◆ **Instructions to follow**
The review of Azylya's EP below names the bands Jamie-Lee Smit sang with before Azylya. Which were they, in order?

Unless I’m mistaken, Jamie-Lee Smit is a teenager, seventeen or so, according to most accounts. Yea, she’s good looking, yea, she’s got a really nice voice. But give me a break; the girl’s been a professional singer now for 3 years or more. When I was 17 my major ambition was to be swimming the 100 butterfly under a minute on a regular basis and to get into college so I wouldn’t be joining my friends in the rice paddies of Vietnam after graduating from high school. This just ain’t fair.

But Jamie-Lee is making it, and making it big, and there’s no rice paddies in her future. Azylya is her third band, she started with Skeptical Minds, then worked for a time with Aedden before leaving and forming Azylya with thrash musician Vlad. The sound on this rather limited EP is first rate Beauty and the Beast, B & B, with Jamie-Lee providing the beauty. There’s a lot to say that’s good about the EP, the only really negative thing I have to say is that there just ain’t enough of it. We only get a taste, but it’s a taste to relish. We get some outstanding symphonic from the keys, some strong guitar as required, the angelic vocals provided by our teenager, and some fine death vocals. But the highlight is the material. The songs are well developed, have the requisite hooks and reflect some outstanding composition. The production, well, it’s not bad but it’s a ways from Epica in that regard. But, the music is sufficiently good to pretty much deal with most shortcomings, we don’t walk away feeling short changed because the band didn’t have the bucks to work with the top production houses in Europe. That’s not to say it’s a problem, we just don’t get production at the level of a Nightwish or Within Temptation. But the music, well, that’s another story. It stands on its merit, and does so with an outstanding caste of performers, instrumental and vocal.

◆ **Data shown**

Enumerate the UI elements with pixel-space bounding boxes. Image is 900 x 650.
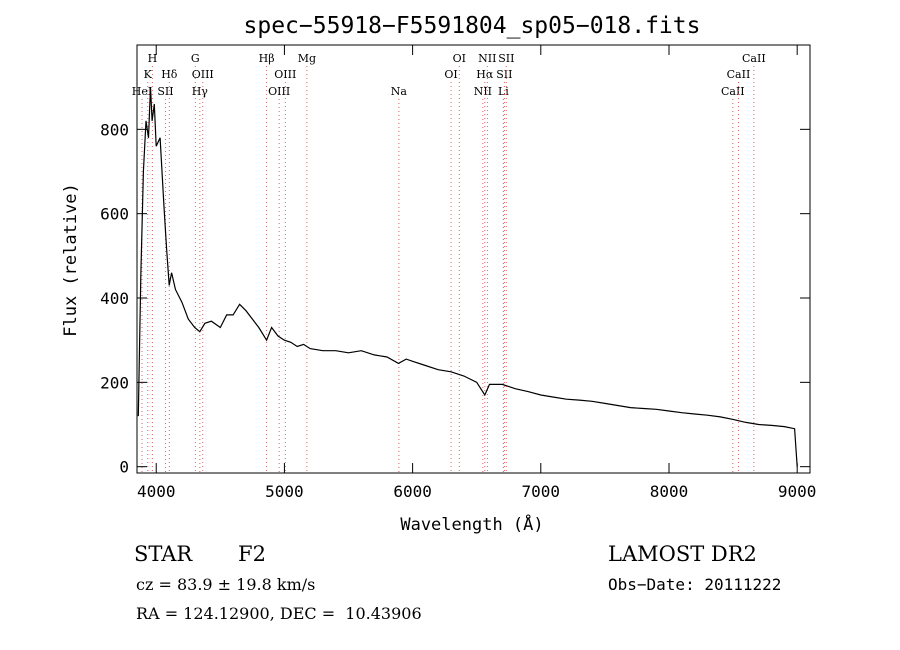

◆ **Finished exercise**
She started with Skeptical Minds, then worked with Aedden.